━━━ DATA LINES ━━━

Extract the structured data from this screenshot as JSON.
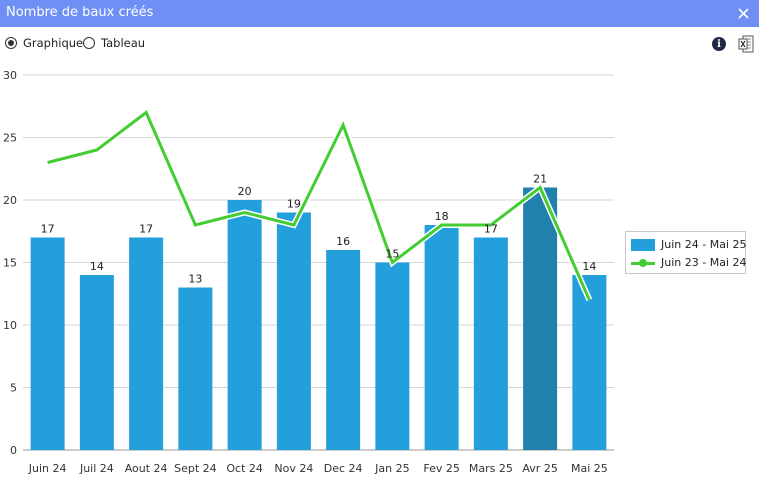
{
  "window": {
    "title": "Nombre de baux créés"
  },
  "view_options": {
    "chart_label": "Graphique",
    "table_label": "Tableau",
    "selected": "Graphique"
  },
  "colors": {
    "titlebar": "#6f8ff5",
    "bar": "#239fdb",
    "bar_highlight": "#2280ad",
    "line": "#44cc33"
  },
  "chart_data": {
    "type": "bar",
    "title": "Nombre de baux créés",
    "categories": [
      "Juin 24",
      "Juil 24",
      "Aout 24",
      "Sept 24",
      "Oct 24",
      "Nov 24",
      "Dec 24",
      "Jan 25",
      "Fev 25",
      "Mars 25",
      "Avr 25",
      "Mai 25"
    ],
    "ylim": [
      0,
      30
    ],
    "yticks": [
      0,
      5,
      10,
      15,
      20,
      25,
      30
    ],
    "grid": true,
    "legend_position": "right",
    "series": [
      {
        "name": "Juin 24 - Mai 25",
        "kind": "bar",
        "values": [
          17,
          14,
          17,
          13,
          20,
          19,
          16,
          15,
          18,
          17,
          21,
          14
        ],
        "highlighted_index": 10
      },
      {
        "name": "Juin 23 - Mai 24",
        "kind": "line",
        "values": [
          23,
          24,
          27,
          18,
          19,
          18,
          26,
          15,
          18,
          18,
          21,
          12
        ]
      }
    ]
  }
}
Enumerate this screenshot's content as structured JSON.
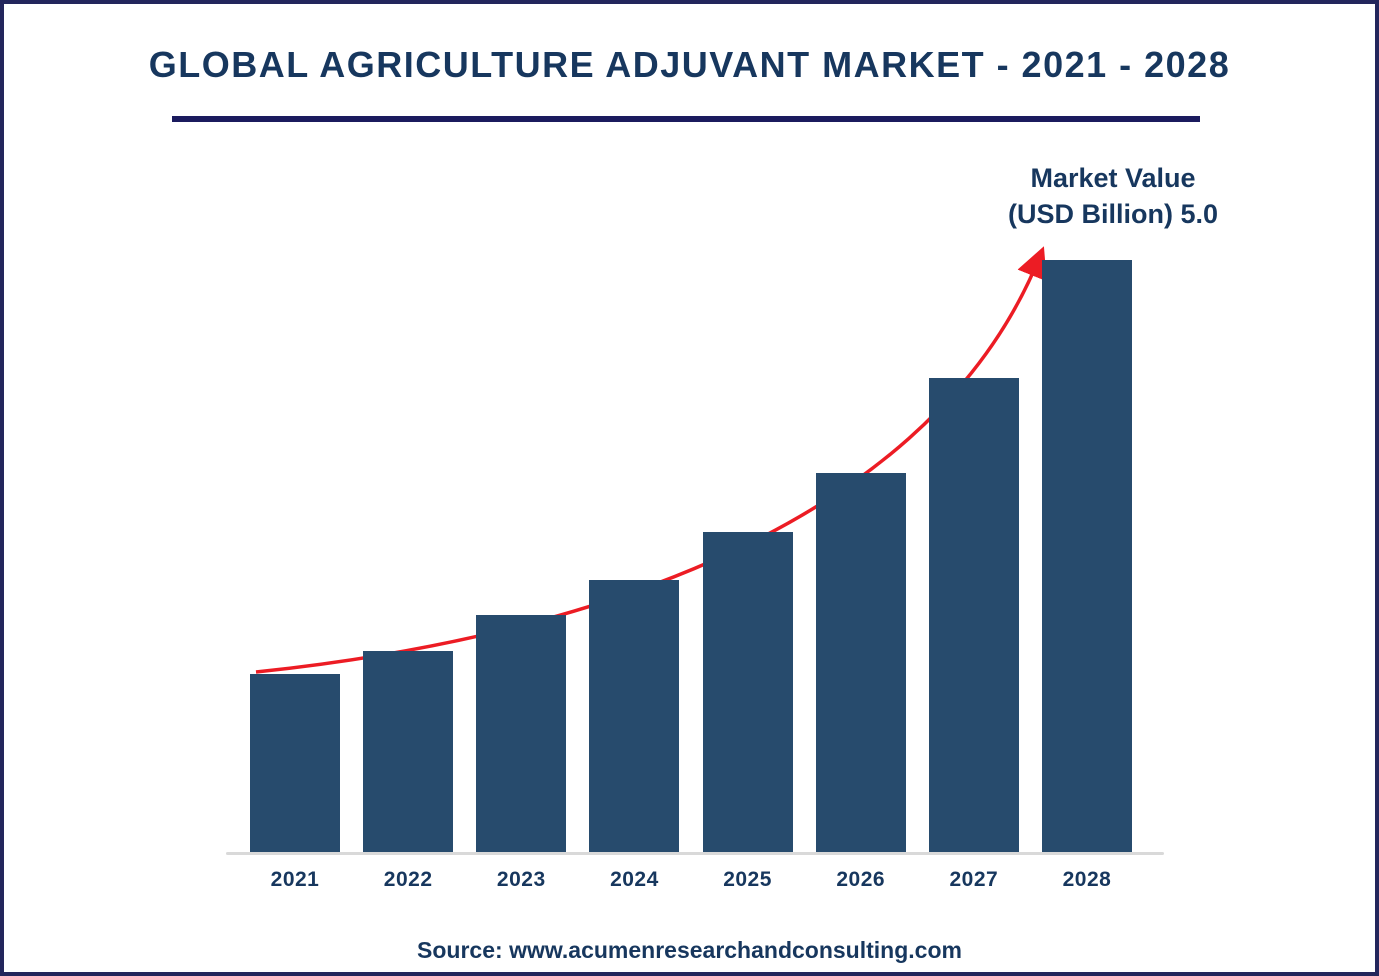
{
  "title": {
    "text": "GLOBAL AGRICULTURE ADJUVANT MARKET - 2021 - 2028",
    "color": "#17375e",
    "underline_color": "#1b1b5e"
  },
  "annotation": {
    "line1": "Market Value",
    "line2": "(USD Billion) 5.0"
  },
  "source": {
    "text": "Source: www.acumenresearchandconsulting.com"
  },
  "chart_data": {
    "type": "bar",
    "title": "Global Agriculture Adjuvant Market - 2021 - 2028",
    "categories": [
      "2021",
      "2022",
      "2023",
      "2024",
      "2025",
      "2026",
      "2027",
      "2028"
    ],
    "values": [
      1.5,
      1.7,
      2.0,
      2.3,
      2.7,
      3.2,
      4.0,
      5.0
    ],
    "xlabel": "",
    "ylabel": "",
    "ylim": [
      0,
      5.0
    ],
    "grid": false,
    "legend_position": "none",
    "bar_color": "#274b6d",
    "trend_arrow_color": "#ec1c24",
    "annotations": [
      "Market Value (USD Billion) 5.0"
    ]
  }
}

━━━
━━━ DATA LINES ━━━

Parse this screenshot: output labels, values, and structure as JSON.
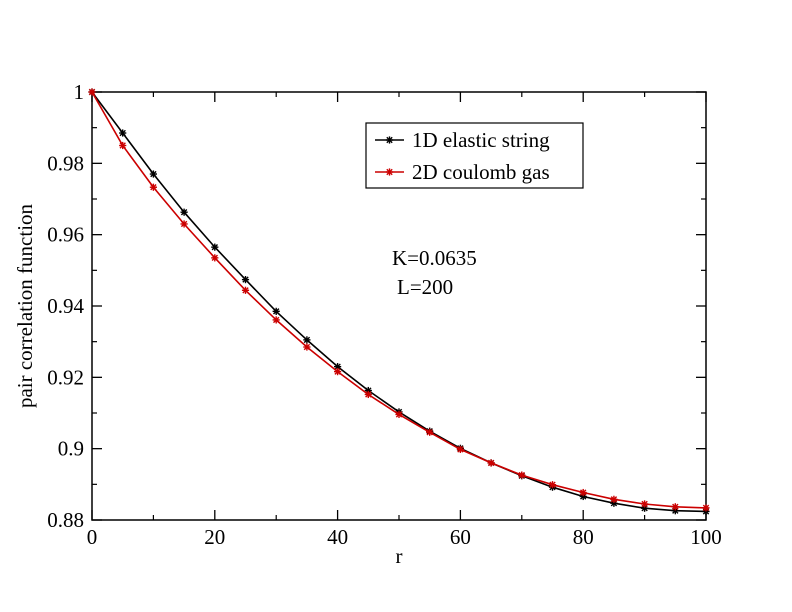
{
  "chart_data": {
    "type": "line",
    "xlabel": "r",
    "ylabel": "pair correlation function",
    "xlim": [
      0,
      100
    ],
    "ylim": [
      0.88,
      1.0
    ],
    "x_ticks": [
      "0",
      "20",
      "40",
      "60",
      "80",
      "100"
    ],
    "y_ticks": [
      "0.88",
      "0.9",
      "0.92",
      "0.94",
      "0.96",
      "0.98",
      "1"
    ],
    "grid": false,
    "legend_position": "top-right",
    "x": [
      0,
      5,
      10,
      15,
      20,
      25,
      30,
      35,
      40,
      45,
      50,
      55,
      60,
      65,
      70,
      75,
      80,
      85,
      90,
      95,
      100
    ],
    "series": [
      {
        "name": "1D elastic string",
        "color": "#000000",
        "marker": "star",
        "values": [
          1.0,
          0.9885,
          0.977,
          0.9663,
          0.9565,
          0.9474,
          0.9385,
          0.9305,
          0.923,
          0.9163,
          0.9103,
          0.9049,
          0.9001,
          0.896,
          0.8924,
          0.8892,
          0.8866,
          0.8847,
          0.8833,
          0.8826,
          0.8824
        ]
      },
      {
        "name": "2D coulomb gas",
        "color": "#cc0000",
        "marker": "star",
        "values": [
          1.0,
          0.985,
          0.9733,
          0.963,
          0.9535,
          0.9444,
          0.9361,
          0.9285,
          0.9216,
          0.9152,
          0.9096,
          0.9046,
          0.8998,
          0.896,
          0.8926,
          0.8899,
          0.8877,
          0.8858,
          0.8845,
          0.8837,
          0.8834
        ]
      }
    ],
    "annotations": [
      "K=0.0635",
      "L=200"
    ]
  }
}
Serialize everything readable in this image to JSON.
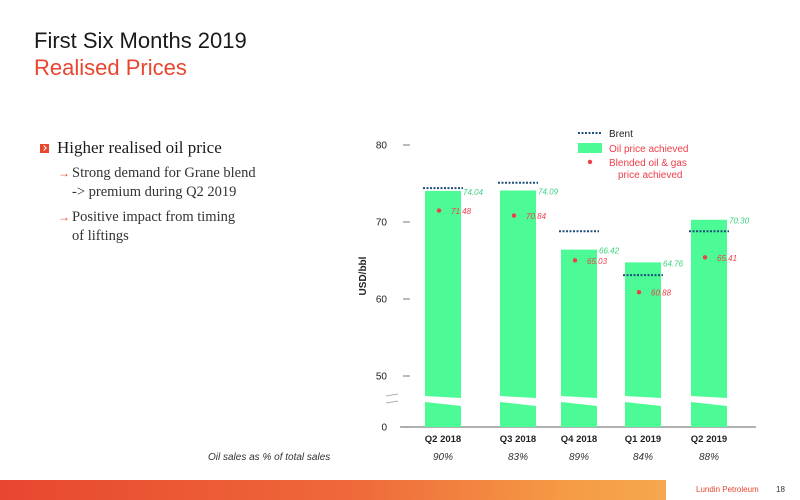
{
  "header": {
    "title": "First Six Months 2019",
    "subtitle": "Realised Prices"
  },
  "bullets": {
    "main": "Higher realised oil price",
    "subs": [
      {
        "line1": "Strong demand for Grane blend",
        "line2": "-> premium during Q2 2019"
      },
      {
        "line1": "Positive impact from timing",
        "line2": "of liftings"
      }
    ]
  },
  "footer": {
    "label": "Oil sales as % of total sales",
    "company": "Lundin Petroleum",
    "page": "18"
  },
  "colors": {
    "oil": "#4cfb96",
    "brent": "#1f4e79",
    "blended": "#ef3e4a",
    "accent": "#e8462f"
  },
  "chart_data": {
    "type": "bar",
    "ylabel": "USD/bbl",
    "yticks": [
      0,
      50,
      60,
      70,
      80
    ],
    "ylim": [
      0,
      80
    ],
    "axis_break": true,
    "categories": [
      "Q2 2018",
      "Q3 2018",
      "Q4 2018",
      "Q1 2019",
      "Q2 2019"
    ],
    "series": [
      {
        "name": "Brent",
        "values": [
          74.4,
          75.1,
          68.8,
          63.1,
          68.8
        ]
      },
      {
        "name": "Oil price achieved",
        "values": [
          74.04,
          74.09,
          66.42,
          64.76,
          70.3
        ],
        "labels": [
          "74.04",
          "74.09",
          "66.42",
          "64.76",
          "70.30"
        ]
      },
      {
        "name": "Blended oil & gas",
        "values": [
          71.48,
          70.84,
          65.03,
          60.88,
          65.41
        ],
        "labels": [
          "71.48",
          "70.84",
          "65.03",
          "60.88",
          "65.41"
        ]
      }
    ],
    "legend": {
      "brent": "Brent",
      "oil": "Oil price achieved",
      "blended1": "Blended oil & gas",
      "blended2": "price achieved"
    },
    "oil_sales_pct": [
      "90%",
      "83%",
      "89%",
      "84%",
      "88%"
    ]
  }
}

━━━

### JOB
Every line above that contains the word "Billion" should be reported.

### ANSWER TO THE EXERCISE
    "line2": "(USD Billion) 5.0"
      "Market Value (USD Billion) 5.0"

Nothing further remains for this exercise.